◆ Given instruction: Count how many lines contain the word "arrow". Please give only the number.

◆ Material:
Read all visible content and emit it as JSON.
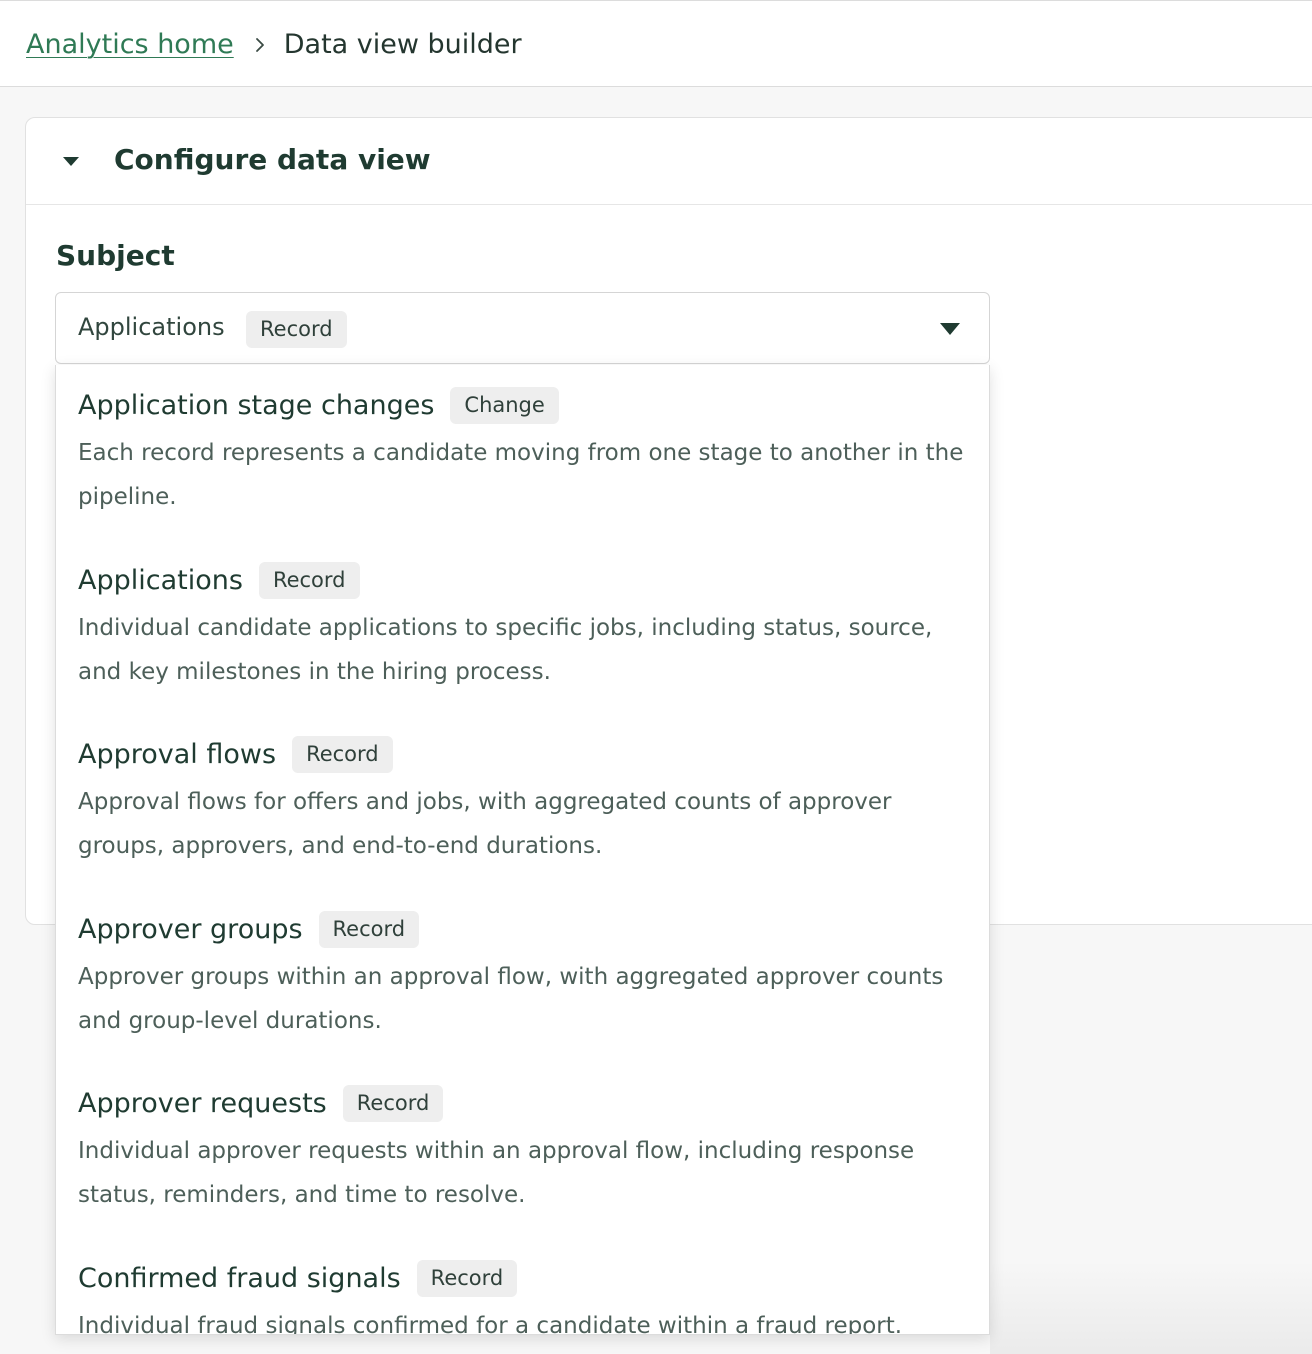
{
  "breadcrumb": {
    "home_label": "Analytics home",
    "current_label": "Data view builder"
  },
  "panel": {
    "title": "Configure data view"
  },
  "subject": {
    "label": "Subject",
    "selected_value": "Applications",
    "selected_badge": "Record"
  },
  "options": [
    {
      "title": "Application stage changes",
      "badge": "Change",
      "description": "Each record represents a candidate moving from one stage to another in the pipeline."
    },
    {
      "title": "Applications",
      "badge": "Record",
      "description": "Individual candidate applications to specific jobs, including status, source, and key milestones in the hiring process."
    },
    {
      "title": "Approval flows",
      "badge": "Record",
      "description": "Approval flows for offers and jobs, with aggregated counts of approver groups, approvers, and end-to-end durations."
    },
    {
      "title": "Approver groups",
      "badge": "Record",
      "description": "Approver groups within an approval flow, with aggregated approver counts and group-level durations."
    },
    {
      "title": "Approver requests",
      "badge": "Record",
      "description": "Individual approver requests within an approval flow, including response status, reminders, and time to resolve."
    },
    {
      "title": "Confirmed fraud signals",
      "badge": "Record",
      "description": "Individual fraud signals confirmed for a candidate within a fraud report."
    }
  ],
  "colors": {
    "link": "#2f7a55",
    "heading": "#1f3b31",
    "muted_text": "#4d5f59",
    "badge_bg": "#eeeeee",
    "page_bg": "#f7f7f7"
  },
  "icons": {
    "breadcrumb_separator": "chevron-right-icon",
    "panel_toggle": "caret-down-icon",
    "select_toggle": "caret-down-icon"
  }
}
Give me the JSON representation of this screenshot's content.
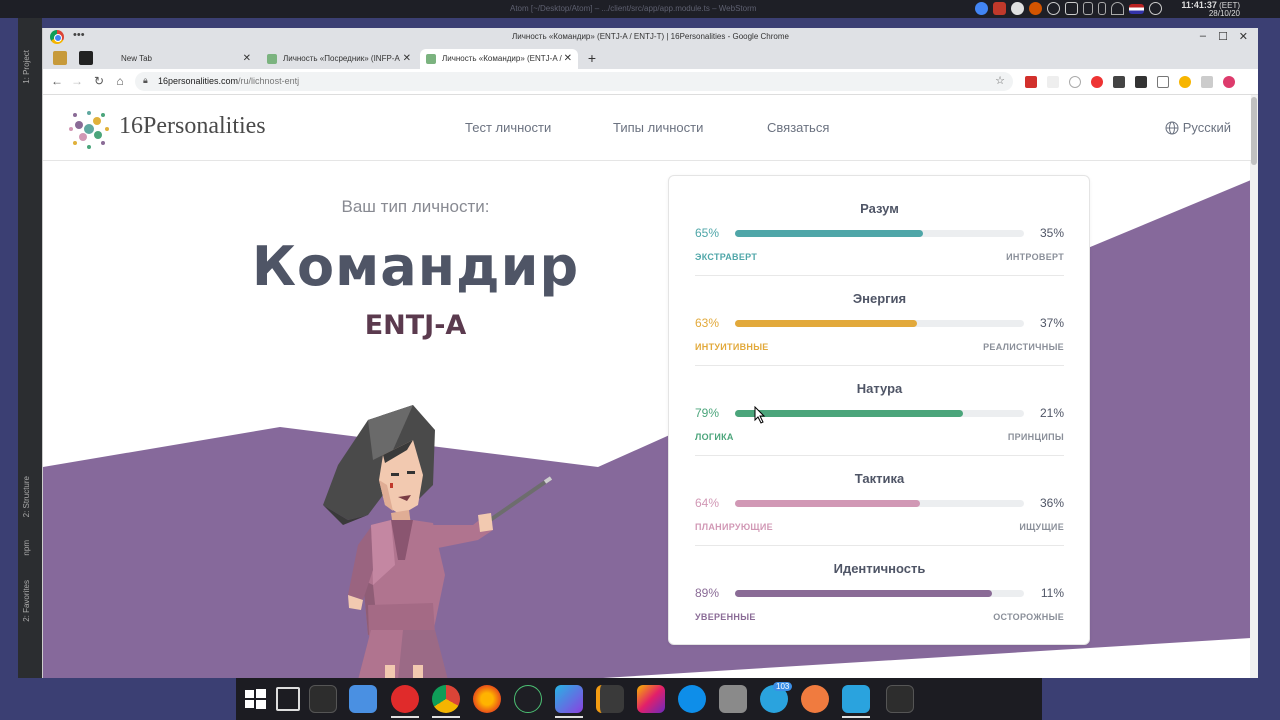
{
  "desktop": {
    "background_window_title": "Atom [~/Desktop/Atom] – .../client/src/app/app.module.ts – WebStorm",
    "clock_time": "11:41:37",
    "clock_tz": "(EET)",
    "clock_date": "28/10/20"
  },
  "ide": {
    "project_label": "1: Project",
    "structure_label": "2: Structure",
    "npm_label": "npm",
    "favorites_label": "2: Favorites"
  },
  "browser": {
    "window_title": "Личность «Командир» (ENTJ-A / ENTJ-T) | 16Personalities - Google Chrome",
    "tabs": [
      {
        "label": "New Tab",
        "active": false
      },
      {
        "label": "Личность «Посредник» (INFP-A",
        "active": false
      },
      {
        "label": "Личность «Командир» (ENTJ-A /",
        "active": true
      }
    ],
    "url_host": "16personalities.com",
    "url_path": "/ru/lichnost-entj"
  },
  "site": {
    "logo_text": "16Personalities",
    "nav": [
      "Тест личности",
      "Типы личности",
      "Связаться"
    ],
    "language": "Русский"
  },
  "hero": {
    "pretitle": "Ваш тип личности:",
    "type_name": "Командир",
    "type_code": "ENTJ-A"
  },
  "traits": [
    {
      "name": "Разум",
      "left_pct": "65%",
      "right_pct": "35%",
      "left_label": "ЭКСТРАВЕРТ",
      "right_label": "ИНТРОВЕРТ",
      "value": 65,
      "color": "#4fa6a8"
    },
    {
      "name": "Энергия",
      "left_pct": "63%",
      "right_pct": "37%",
      "left_label": "ИНТУИТИВНЫЕ",
      "right_label": "РЕАЛИСТИЧНЫЕ",
      "value": 63,
      "color": "#e2a93b"
    },
    {
      "name": "Натура",
      "left_pct": "79%",
      "right_pct": "21%",
      "left_label": "ЛОГИКА",
      "right_label": "ПРИНЦИПЫ",
      "value": 79,
      "color": "#4ba57b"
    },
    {
      "name": "Тактика",
      "left_pct": "64%",
      "right_pct": "36%",
      "left_label": "ПЛАНИРУЮЩИЕ",
      "right_label": "ИЩУЩИЕ",
      "value": 64,
      "color": "#d198b5"
    },
    {
      "name": "Идентичность",
      "left_pct": "89%",
      "right_pct": "11%",
      "left_label": "УВЕРЕННЫЕ",
      "right_label": "ОСТОРОЖНЫЕ",
      "value": 89,
      "color": "#8a6b96"
    }
  ],
  "dock": {
    "telegram_badge": "103",
    "apps": [
      "windows-menu-icon",
      "window-switcher-icon",
      "terminal-icon",
      "file-manager-icon",
      "opera-icon",
      "chrome-icon",
      "firefox-icon",
      "rocket-icon",
      "webstorm-icon",
      "sublime-text-icon",
      "jetbrains-toolbox-icon",
      "teamviewer-icon",
      "settings-icon",
      "telegram-desktop-icon",
      "paw-icon",
      "telegram-icon",
      "console-icon"
    ]
  }
}
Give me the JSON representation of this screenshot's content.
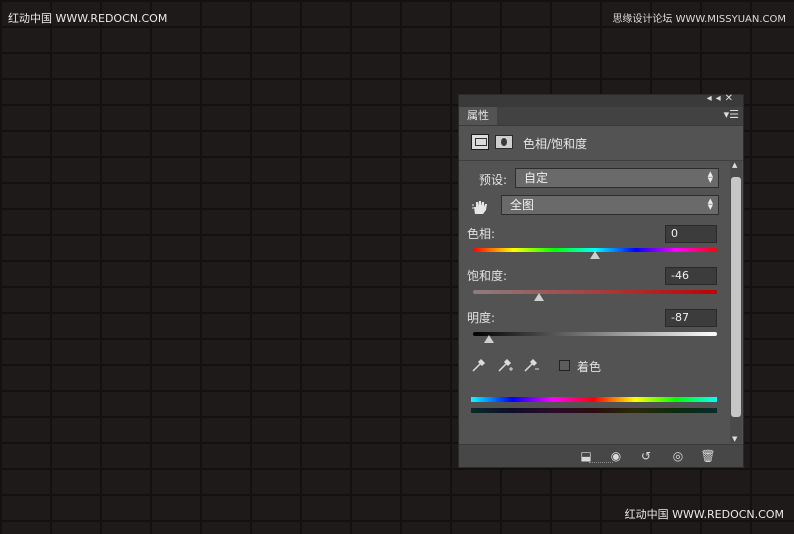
{
  "watermarks": {
    "top_left": "红动中国 WWW.REDOCN.COM",
    "top_right": "思缘设计论坛 WWW.MISSYUAN.COM",
    "bottom_right": "红动中国 WWW.REDOCN.COM"
  },
  "panel": {
    "tab_label": "属性",
    "title": "色相/饱和度",
    "preset_label": "预设:",
    "preset_value": "自定",
    "channel_value": "全图",
    "hue": {
      "label": "色相:",
      "value": "0",
      "level": 0.5
    },
    "saturation": {
      "label": "饱和度:",
      "value": "-46",
      "level": 0.27
    },
    "lightness": {
      "label": "明度:",
      "value": "-87",
      "level": 0.065
    },
    "colorize_label": "着色",
    "colorize_checked": false
  },
  "icons": [
    "collapse-icon",
    "close-icon",
    "panel-menu-icon",
    "adjustment-icon",
    "mask-icon",
    "hand-tool-icon",
    "eyedropper-icon",
    "eyedropper-plus-icon",
    "eyedropper-minus-icon",
    "clip-to-layer-icon",
    "view-previous-icon",
    "reset-icon",
    "visibility-eye-icon",
    "trash-icon"
  ],
  "colors": {
    "panel_bg": "#535353",
    "background": "#1d1a19"
  }
}
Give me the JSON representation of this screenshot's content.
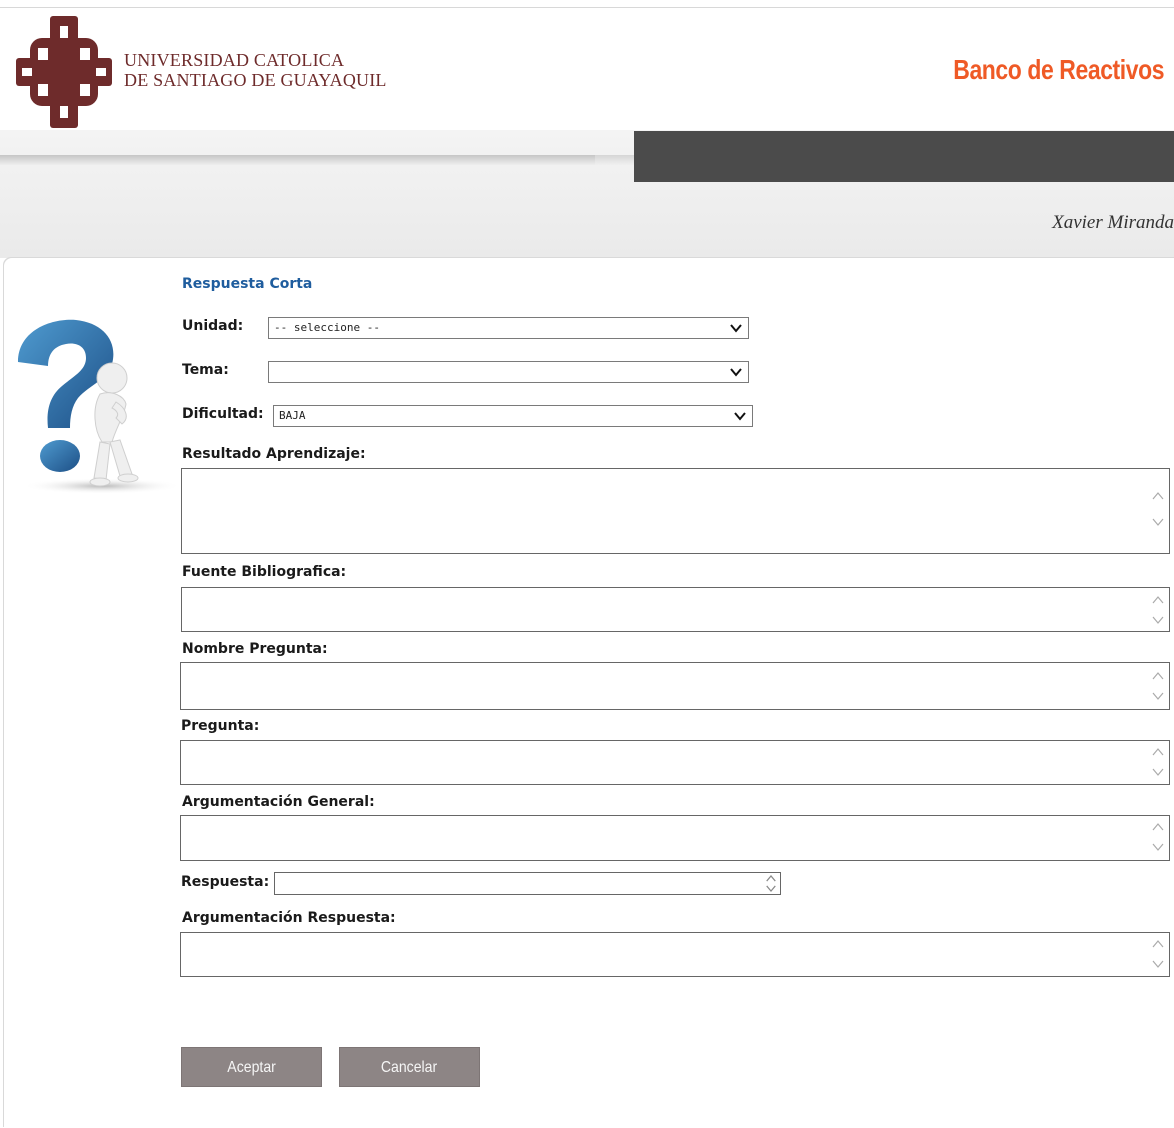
{
  "header": {
    "university_line1": "UNIVERSIDAD CATOLICA",
    "university_line2": "DE SANTIAGO DE GUAYAQUIL",
    "app_title": "Banco de Reactivos",
    "user_name": "Xavier Miranda",
    "colors": {
      "brand": "#6e2b2b",
      "app_title": "#ef5a26",
      "dark_band": "#4b4b4b"
    }
  },
  "form": {
    "title": "Respuesta Corta",
    "unidad": {
      "label": "Unidad:",
      "value": "-- seleccione --"
    },
    "tema": {
      "label": "Tema:",
      "value": ""
    },
    "dificultad": {
      "label": "Dificultad:",
      "value": "BAJA"
    },
    "resultado_aprendizaje": {
      "label": "Resultado Aprendizaje:",
      "value": ""
    },
    "fuente_bibliografica": {
      "label": "Fuente Bibliografica:",
      "value": ""
    },
    "nombre_pregunta": {
      "label": "Nombre Pregunta:",
      "value": ""
    },
    "pregunta": {
      "label": "Pregunta:",
      "value": ""
    },
    "argumentacion_general": {
      "label": "Argumentación General:",
      "value": ""
    },
    "respuesta": {
      "label": "Respuesta:",
      "value": ""
    },
    "argumentacion_respuesta": {
      "label": "Argumentación Respuesta:",
      "value": ""
    },
    "buttons": {
      "accept": "Aceptar",
      "cancel": "Cancelar"
    }
  },
  "icons": [
    "university-crest-icon",
    "question-mark-figure-icon",
    "chevron-down-icon",
    "scroll-up-icon",
    "scroll-down-icon"
  ]
}
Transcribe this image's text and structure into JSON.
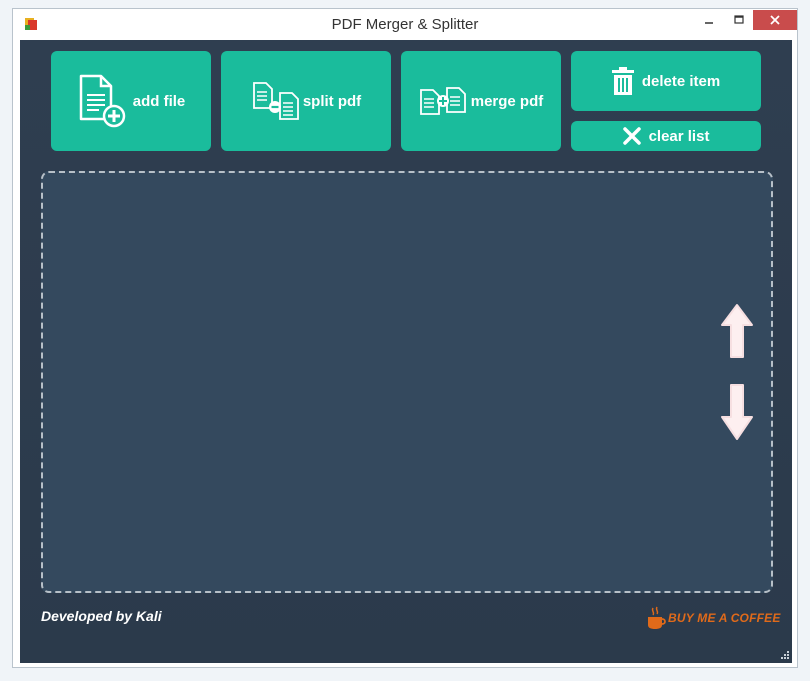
{
  "window": {
    "title": "PDF Merger & Splitter",
    "icons": {
      "app": "pdf-app-icon",
      "minimize": "minimize-icon",
      "maximize": "maximize-icon",
      "close": "close-icon"
    }
  },
  "toolbar": {
    "add_file": {
      "label": "add file",
      "icon": "file-add-icon"
    },
    "split_pdf": {
      "label": "split pdf",
      "icon": "split-files-icon"
    },
    "merge_pdf": {
      "label": "merge pdf",
      "icon": "merge-files-icon"
    },
    "delete_item": {
      "label": "delete item",
      "icon": "trash-icon"
    },
    "clear_list": {
      "label": "clear list",
      "icon": "x-cross-icon"
    }
  },
  "list": {
    "items": [],
    "move_up_icon": "arrow-up-icon",
    "move_down_icon": "arrow-down-icon"
  },
  "footer": {
    "credit": "Developed by Kali",
    "coffee_label": "BUY ME A COFFEE",
    "coffee_icon": "coffee-cup-icon"
  },
  "colors": {
    "accent": "#1abc9c",
    "background": "#2c3e50",
    "list_bg": "#34495e",
    "close_red": "#c94c4c",
    "coffee_orange": "#e06a1a"
  }
}
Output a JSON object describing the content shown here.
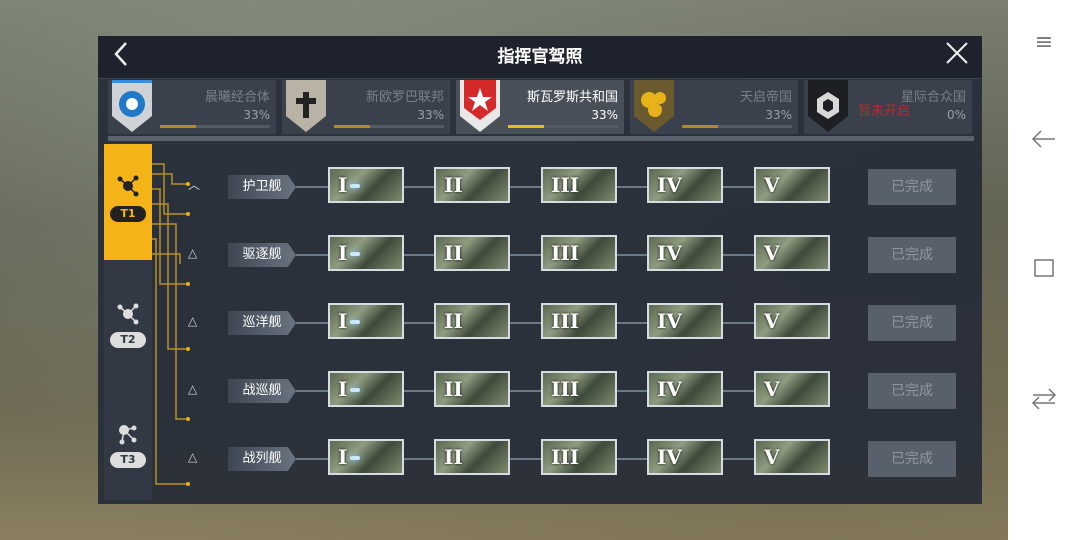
{
  "title": "指挥官驾照",
  "factions": [
    {
      "name": "晨曦经合体",
      "percent": "33%",
      "progress": 0.33,
      "active": false,
      "locked_text": ""
    },
    {
      "name": "新欧罗巴联邦",
      "percent": "33%",
      "progress": 0.33,
      "active": false,
      "locked_text": ""
    },
    {
      "name": "斯瓦罗斯共和国",
      "percent": "33%",
      "progress": 0.33,
      "active": true,
      "locked_text": ""
    },
    {
      "name": "天启帝国",
      "percent": "33%",
      "progress": 0.33,
      "active": false,
      "locked_text": ""
    },
    {
      "name": "星际合众国",
      "percent": "0%",
      "progress": 0.0,
      "active": false,
      "locked_text": "暂未开启"
    }
  ],
  "tiers": [
    {
      "label": "T1",
      "active": true
    },
    {
      "label": "T2",
      "active": false
    },
    {
      "label": "T3",
      "active": false
    }
  ],
  "ship_classes": [
    {
      "name": "护卫舰",
      "status": "已完成"
    },
    {
      "name": "驱逐舰",
      "status": "已完成"
    },
    {
      "name": "巡洋舰",
      "status": "已完成"
    },
    {
      "name": "战巡舰",
      "status": "已完成"
    },
    {
      "name": "战列舰",
      "status": "已完成"
    }
  ],
  "levels": [
    "I",
    "II",
    "III",
    "IV",
    "V"
  ],
  "colors": {
    "accent": "#f4b417",
    "locked": "#c0272d",
    "panel": "#262c38"
  },
  "nav_icons": [
    "menu-icon",
    "back-arrow-icon",
    "recent-apps-icon",
    "switch-icon"
  ]
}
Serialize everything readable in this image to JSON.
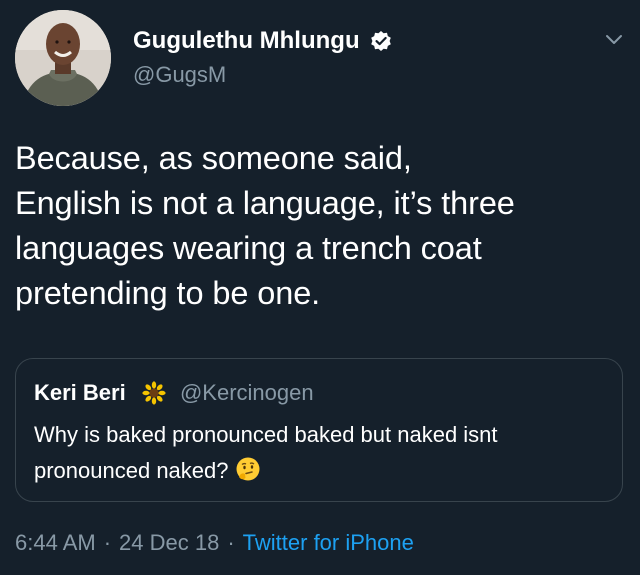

◆ Task output: 3